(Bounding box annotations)
════════════════════

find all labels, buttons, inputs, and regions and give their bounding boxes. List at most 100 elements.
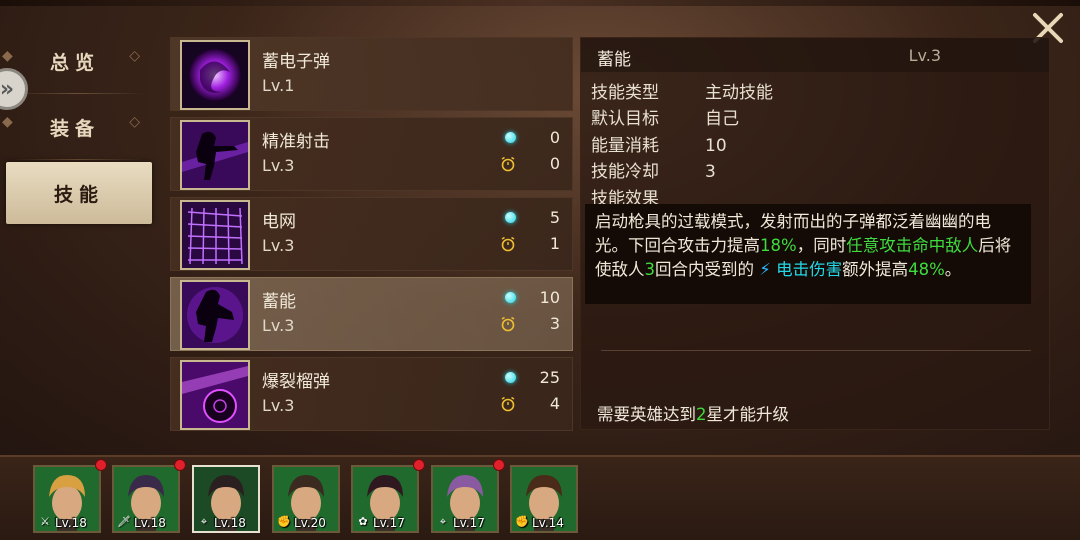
skill-name: 精准射击 — [262, 132, 330, 152]
nav-deco-left-icon: ◆ — [2, 114, 19, 130]
skill-level: Lv.3 — [262, 316, 295, 335]
detail-key: 技能冷却 — [591, 162, 659, 182]
skill-name: 电网 — [262, 212, 296, 232]
skill-description: 启动枪具的过载模式，发射而出的子弹都泛着幽幽的电光。下回合攻击力提高18%，同时… — [585, 204, 1031, 304]
upgrade-text: 需要英雄达到 — [597, 405, 696, 424]
notification-dot — [413, 459, 425, 471]
desc-text: 额外提高 — [842, 260, 909, 279]
skill-level: Lv.3 — [262, 236, 295, 255]
dagger-icon: 🗡 — [117, 515, 131, 528]
nav-item-equipment[interactable]: ◆ 装备 ◇ — [0, 96, 150, 160]
energy-cost: 10 — [505, 288, 560, 307]
energy-icon — [505, 292, 516, 303]
alarm-clock-icon — [501, 396, 515, 411]
skill-row[interactable]: 爆裂榴弹 Lv.3 25 4 — [170, 357, 573, 431]
hero-level: Lv.17 — [373, 516, 405, 530]
skill-level: Lv.3 — [262, 156, 295, 175]
hero-portrait[interactable]: ⌖ Lv.17 — [431, 465, 499, 533]
nav-item-skills[interactable]: 技能 — [6, 162, 152, 224]
desc-text: 回合内受到的 — [655, 260, 760, 279]
detail-row-cooldown: 技能冷却 3 — [591, 157, 716, 182]
upgrade-star-count: 2 — [696, 405, 707, 424]
energy-icon — [505, 132, 516, 143]
alarm-clock-icon — [501, 156, 515, 171]
detail-key: 默认目标 — [591, 109, 659, 129]
energy-value: 5 — [549, 208, 560, 227]
energy-value: 10 — [539, 288, 560, 307]
hero-portrait[interactable]: ✊ Lv.14 — [510, 465, 578, 533]
side-nav: ◆ 总览 ◇ ◆ 装备 ◇ 技能 — [0, 30, 160, 228]
detail-row-target: 默认目标 自己 — [591, 104, 739, 129]
skill-row[interactable]: 精准射击 Lv.3 0 0 — [170, 117, 573, 191]
cooldown: 1 — [500, 234, 560, 253]
desc-text: ，同时 — [796, 236, 847, 255]
skill-name: 蓄能 — [262, 292, 296, 312]
energy-icon — [505, 372, 516, 383]
energy-cost: 0 — [505, 128, 560, 147]
detail-value: 3 — [705, 162, 716, 182]
detail-key: 能量消耗 — [591, 136, 659, 156]
desc-highlight: 3 — [644, 260, 656, 279]
desc-highlight: 48% — [908, 260, 945, 279]
nav-deco-right-icon: ◇ — [129, 114, 146, 130]
hero-level: Lv.20 — [294, 516, 326, 530]
sword-icon: ⚔ — [40, 515, 50, 528]
energy-cost: 25 — [505, 368, 560, 387]
alarm-clock-icon — [501, 316, 515, 331]
notification-dot — [174, 459, 186, 471]
skill-detail-panel: 蓄能 Lv.3 技能类型 主动技能 默认目标 自己 能量消耗 10 技能冷却 3 技能效… — [580, 37, 1050, 430]
upgrade-requirement: 需要英雄达到2星才能升级 — [597, 401, 789, 425]
desc-highlight: 18% — [760, 236, 797, 255]
energy-cost: 5 — [505, 208, 560, 227]
skill-level: Lv.3 — [262, 396, 295, 415]
skill-icon-energize — [180, 280, 250, 350]
nav-item-label: 技能 — [53, 183, 104, 206]
hero-portrait[interactable]: 🗡 Lv.18 — [112, 465, 180, 533]
nav-item-label: 总览 — [49, 51, 100, 74]
skill-icon-electric-net — [180, 200, 250, 270]
detail-header: 蓄能 Lv.3 — [581, 38, 1049, 72]
desc-keyword: 电击伤害 — [776, 260, 843, 279]
crosshair-icon: ⌖ — [200, 515, 208, 528]
hero-portrait[interactable]: ✿ Lv.17 — [351, 465, 419, 533]
skill-row[interactable]: 蓄电子弹 Lv.1 — [170, 37, 573, 111]
hero-portrait[interactable]: ⚔ Lv.18 — [33, 465, 101, 533]
detail-key: 技能类型 — [591, 83, 659, 103]
nav-divider — [12, 159, 144, 160]
detail-title: 蓄能 — [597, 50, 631, 70]
detail-row-type: 技能类型 主动技能 — [591, 78, 773, 103]
detail-row-energy: 能量消耗 10 — [591, 131, 727, 156]
hero-level: Lv.17 — [453, 516, 485, 530]
nav-deco-left-icon: ◆ — [2, 48, 19, 64]
skill-row-selected[interactable]: 蓄能 Lv.3 10 3 — [170, 277, 573, 351]
cooldown: 0 — [500, 154, 560, 173]
nav-divider — [12, 93, 144, 94]
energy-value: 25 — [539, 368, 560, 387]
detail-value: 主动技能 — [705, 83, 773, 103]
fist-icon: ✊ — [515, 515, 529, 528]
hero-portrait[interactable]: ⌖ Lv.18 — [192, 465, 260, 533]
lotus-icon: ✿ — [358, 515, 368, 528]
upgrade-text: 星才能升级 — [706, 405, 790, 424]
skill-list: 蓄电子弹 Lv.1 精准射击 Lv.3 0 0 电网 Lv.3 5 1 蓄能 L… — [170, 37, 573, 437]
cooldown-value: 3 — [549, 314, 560, 333]
detail-divider — [601, 350, 1031, 351]
double-chevron-icon: » — [0, 76, 15, 102]
detail-value: 自己 — [705, 109, 739, 129]
hero-level: Lv.18 — [134, 516, 166, 530]
skill-icon-precise-shot — [180, 120, 250, 190]
skill-row[interactable]: 电网 Lv.3 5 1 — [170, 197, 573, 271]
hero-portrait[interactable]: ✊ Lv.20 — [272, 465, 340, 533]
crosshair-icon: ⌖ — [439, 515, 447, 528]
top-border — [0, 0, 1080, 6]
notification-dot — [493, 459, 505, 471]
nav-deco-right-icon: ◇ — [129, 48, 146, 64]
skill-name: 蓄电子弹 — [262, 52, 330, 72]
skill-icon-charged-bullet — [180, 40, 250, 110]
energy-value: 0 — [549, 128, 560, 147]
detail-level: Lv.3 — [908, 46, 941, 65]
cooldown: 3 — [500, 314, 560, 333]
hero-level: Lv.18 — [55, 516, 87, 530]
cooldown-value: 0 — [549, 154, 560, 173]
detail-value: 10 — [705, 136, 727, 156]
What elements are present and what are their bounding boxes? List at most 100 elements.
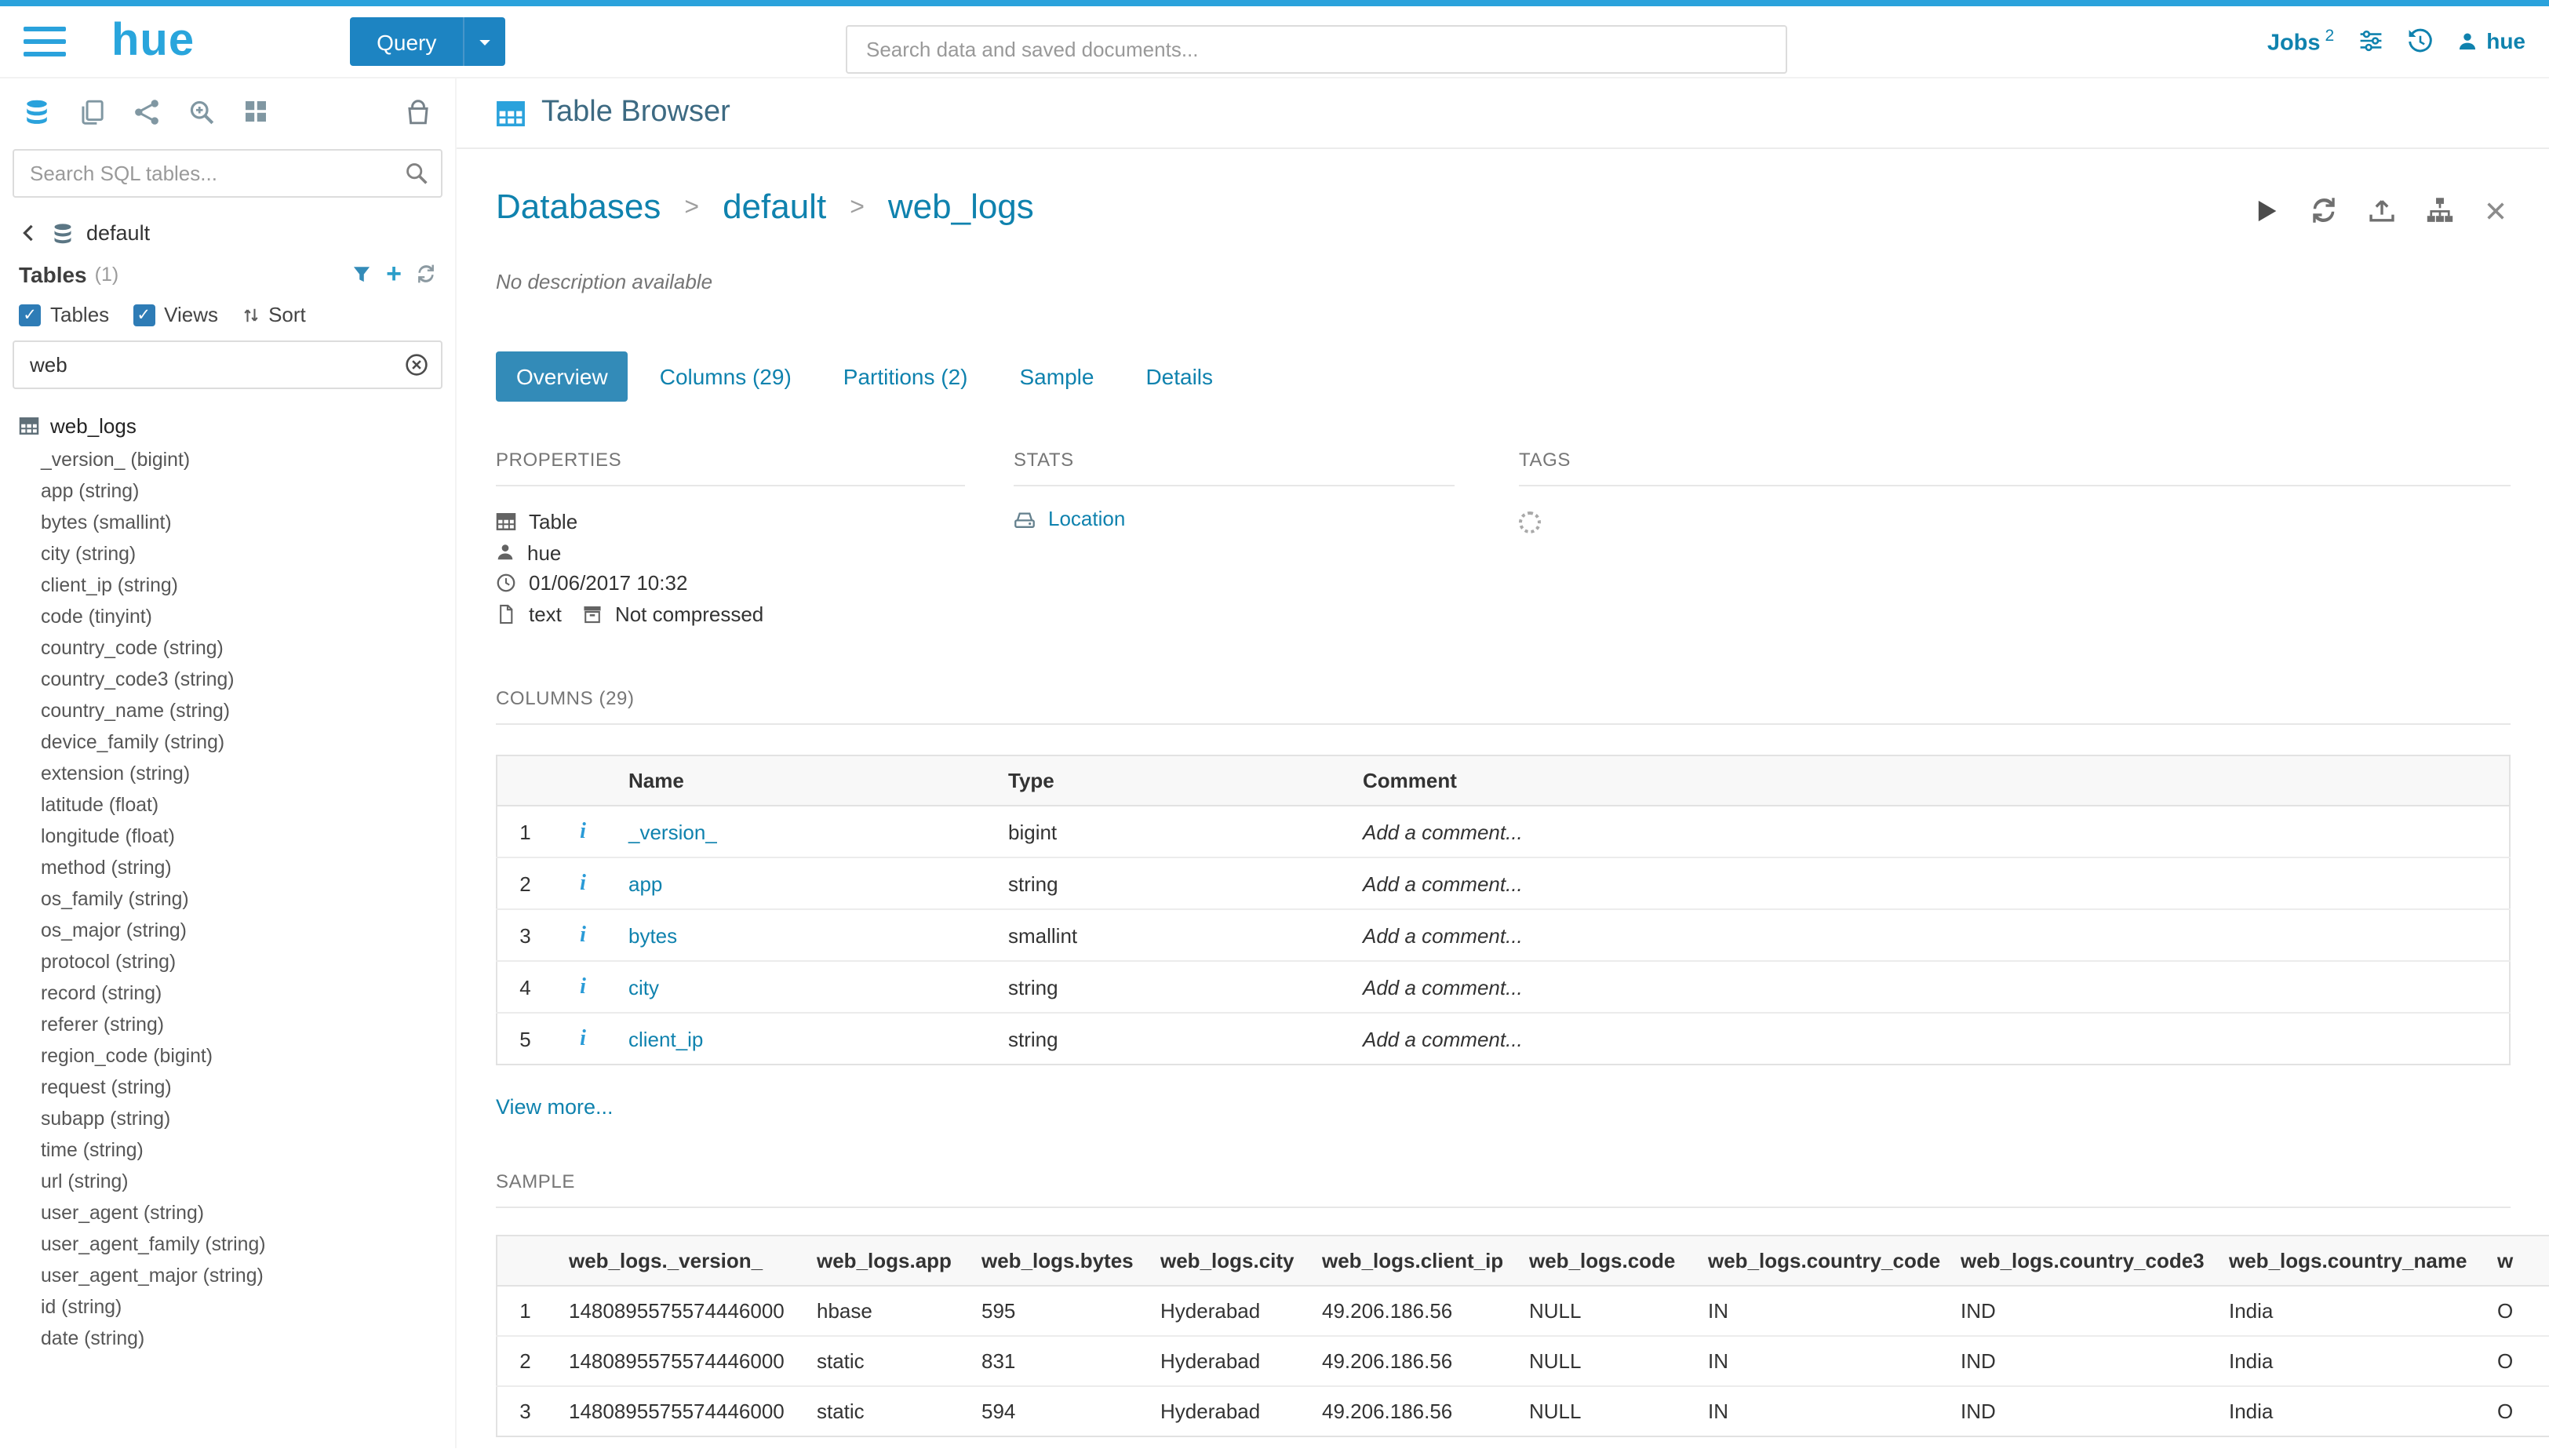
info-icon[interactable]: i bbox=[580, 923, 586, 947]
sidebar-column-item[interactable]: referer (string) bbox=[19, 1009, 436, 1040]
tab-partitions-2[interactable]: Partitions (2) bbox=[823, 351, 989, 402]
query-button[interactable]: Query bbox=[350, 17, 463, 66]
tab-details[interactable]: Details bbox=[1125, 351, 1233, 402]
sidebar-column-item[interactable]: latitude (float) bbox=[19, 789, 436, 821]
loading-spinner-icon bbox=[1519, 511, 1541, 533]
sidebar-column-item[interactable]: os_major (string) bbox=[19, 915, 436, 946]
collections-tab[interactable] bbox=[405, 98, 432, 125]
current-database-label[interactable]: default bbox=[86, 221, 150, 245]
add-table-button[interactable]: + bbox=[386, 260, 402, 287]
global-search-input[interactable] bbox=[846, 25, 1787, 74]
view-more-link[interactable]: View more... bbox=[496, 1095, 614, 1119]
body-layout: default Tables (1) + ✓ Tables ✓ Views bbox=[0, 78, 2549, 1448]
sql-assist-tab[interactable] bbox=[24, 98, 50, 125]
sample-table-wrap[interactable]: web_logs._version_web_logs.appweb_logs.b… bbox=[496, 1235, 2549, 1437]
sliders-button[interactable] bbox=[2358, 29, 2383, 54]
sidebar-column-item[interactable]: user_agent (string) bbox=[19, 1197, 436, 1228]
close-button[interactable] bbox=[2483, 198, 2507, 222]
refresh-tables-button[interactable] bbox=[416, 264, 436, 284]
sort-toggle[interactable]: Sort bbox=[242, 303, 306, 326]
column-comment[interactable]: Add a comment... bbox=[1347, 961, 2509, 1013]
sample-cell: India bbox=[2213, 1336, 2482, 1386]
sidebar-column-item[interactable]: app (string) bbox=[19, 475, 436, 507]
filter-button[interactable] bbox=[351, 264, 372, 284]
stats-title: STATS bbox=[1014, 449, 1455, 486]
sidebar-column-item[interactable]: os_family (string) bbox=[19, 883, 436, 915]
sidebar-column-item[interactable]: protocol (string) bbox=[19, 946, 436, 977]
sidebar-column-item[interactable]: subapp (string) bbox=[19, 1103, 436, 1134]
sidebar-column-item[interactable]: method (string) bbox=[19, 852, 436, 883]
sidebar-column-item[interactable]: id (string) bbox=[19, 1291, 436, 1323]
sidebar-column-item[interactable]: user_agent_major (string) bbox=[19, 1260, 436, 1291]
sidebar-column-item[interactable]: _version_ (bigint) bbox=[19, 444, 436, 475]
column-name-link[interactable]: city bbox=[628, 975, 659, 999]
hamburger-menu-icon[interactable] bbox=[24, 27, 66, 56]
sidebar-search-input[interactable] bbox=[13, 149, 442, 198]
tree-table-web-logs[interactable]: web_logs bbox=[19, 414, 436, 438]
hue-logo[interactable]: hue bbox=[111, 19, 195, 64]
tab-sample[interactable]: Sample bbox=[1000, 351, 1115, 402]
back-button[interactable] bbox=[19, 223, 39, 243]
tab-overview[interactable]: Overview bbox=[496, 351, 628, 402]
refresh-button[interactable] bbox=[2309, 196, 2337, 224]
sidebar-column-item[interactable]: code (tinyint) bbox=[19, 601, 436, 632]
documents-assist-tab[interactable] bbox=[78, 98, 105, 125]
column-comment[interactable]: Add a comment... bbox=[1347, 806, 2509, 857]
sidebar-column-item[interactable]: bytes (smallint) bbox=[19, 507, 436, 538]
sidebar-column-item[interactable]: longitude (float) bbox=[19, 821, 436, 852]
sidebar-column-item[interactable]: request (string) bbox=[19, 1072, 436, 1103]
share-assist-tab[interactable] bbox=[133, 98, 160, 125]
tab-columns-29[interactable]: Columns (29) bbox=[639, 351, 812, 402]
breadcrumb-default[interactable]: default bbox=[723, 187, 826, 228]
sidebar-column-item[interactable]: device_family (string) bbox=[19, 726, 436, 758]
info-icon[interactable]: i bbox=[580, 975, 586, 999]
column-name-link[interactable]: client_ip bbox=[628, 1027, 703, 1050]
query-dropdown-button[interactable] bbox=[463, 17, 505, 66]
user-menu[interactable]: hue bbox=[2456, 29, 2525, 54]
sidebar-column-item[interactable]: country_name (string) bbox=[19, 695, 436, 726]
navbar-right-cluster: Jobs2 hue bbox=[2267, 27, 2525, 56]
search-assist-tab[interactable] bbox=[188, 98, 215, 125]
info-icon[interactable]: i bbox=[580, 872, 586, 895]
apps-assist-tab[interactable] bbox=[243, 99, 268, 124]
column-comment[interactable]: Add a comment... bbox=[1347, 857, 2509, 909]
sidebar-column-item[interactable]: url (string) bbox=[19, 1166, 436, 1197]
clear-filter-button[interactable] bbox=[405, 353, 428, 377]
sidebar-column-item[interactable]: user_agent_family (string) bbox=[19, 1228, 436, 1260]
history-button[interactable] bbox=[2406, 28, 2433, 55]
sidebar-column-item[interactable]: city (string) bbox=[19, 538, 436, 570]
info-icon[interactable]: i bbox=[580, 820, 586, 843]
sidebar-column-item[interactable]: extension (string) bbox=[19, 758, 436, 789]
sidebar-column-item[interactable]: client_ip (string) bbox=[19, 570, 436, 601]
sidebar-column-item[interactable]: date (string) bbox=[19, 1323, 436, 1354]
import-button[interactable] bbox=[2367, 196, 2395, 224]
jobs-link[interactable]: Jobs2 bbox=[2267, 27, 2334, 56]
sample-cell: NULL bbox=[1513, 1336, 1692, 1386]
column-name-link[interactable]: app bbox=[628, 872, 662, 895]
table-filter-input[interactable] bbox=[13, 340, 442, 389]
column-comment[interactable]: Add a comment... bbox=[1347, 909, 2509, 961]
breadcrumb-databases[interactable]: Databases bbox=[496, 187, 661, 228]
breadcrumb-web-logs[interactable]: web_logs bbox=[888, 187, 1034, 228]
location-link[interactable]: Location bbox=[1048, 507, 1125, 530]
share-icon bbox=[133, 98, 160, 125]
column-comment[interactable]: Add a comment... bbox=[1347, 1013, 2509, 1065]
tables-checkbox[interactable]: ✓ Tables bbox=[19, 303, 109, 326]
column-type: string bbox=[992, 961, 1347, 1013]
column-name-link[interactable]: _version_ bbox=[628, 820, 717, 843]
sidebar-column-item[interactable]: country_code3 (string) bbox=[19, 664, 436, 695]
relations-button[interactable] bbox=[2425, 196, 2453, 224]
sample-header-cell: web_logs._version_ bbox=[553, 1236, 801, 1286]
column-name-link[interactable]: bytes bbox=[628, 923, 677, 947]
views-checkbox[interactable]: ✓ Views bbox=[133, 303, 218, 326]
checkbox-checked-icon: ✓ bbox=[133, 304, 155, 326]
sidebar-column-item[interactable]: time (string) bbox=[19, 1134, 436, 1166]
info-icon[interactable]: i bbox=[580, 1027, 586, 1050]
sidebar-column-item[interactable]: record (string) bbox=[19, 977, 436, 1009]
table-description[interactable]: No description available bbox=[496, 270, 2510, 293]
sidebar-column-item[interactable]: region_code (bigint) bbox=[19, 1040, 436, 1072]
sidebar-search-button[interactable] bbox=[405, 162, 428, 185]
query-table-button[interactable] bbox=[2252, 197, 2279, 224]
refresh-icon bbox=[2309, 196, 2337, 224]
sidebar-column-item[interactable]: country_code (string) bbox=[19, 632, 436, 664]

════════════════════

SHORT PROBLEM:
Please retype the lines of the items above, from the line containing "skill-name: 精准射击 — [262, 132, 330, 152]" through the line containing "skill-name: 电网 — [262, 212, 296, 232]", inclusive.

SOLUTION TO THIS TASK:
skill-name: 精准射击 — [262, 132, 330, 152]
nav-deco-left-icon: ◆ — [2, 114, 19, 130]
skill-level: Lv.3 — [262, 316, 295, 335]
detail-key: 技能冷却 — [591, 162, 659, 182]
skill-name: 电网 — [262, 212, 296, 232]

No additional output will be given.